---- Provided information
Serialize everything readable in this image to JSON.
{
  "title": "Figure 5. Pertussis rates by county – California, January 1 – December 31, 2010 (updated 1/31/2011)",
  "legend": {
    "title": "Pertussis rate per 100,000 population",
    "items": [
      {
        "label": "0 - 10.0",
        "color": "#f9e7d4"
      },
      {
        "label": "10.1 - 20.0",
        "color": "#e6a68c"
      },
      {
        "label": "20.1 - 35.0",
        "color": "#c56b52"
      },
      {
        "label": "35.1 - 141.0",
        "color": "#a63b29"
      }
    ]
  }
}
--------
• Task details
Go over the data above and copy every line that has the word "label" in it.

• Written reply
        "label": "0 - 10.0",
        "label": "10.1 - 20.0",
        "label": "20.1 - 35.0",
        "label": "35.1 - 141.0",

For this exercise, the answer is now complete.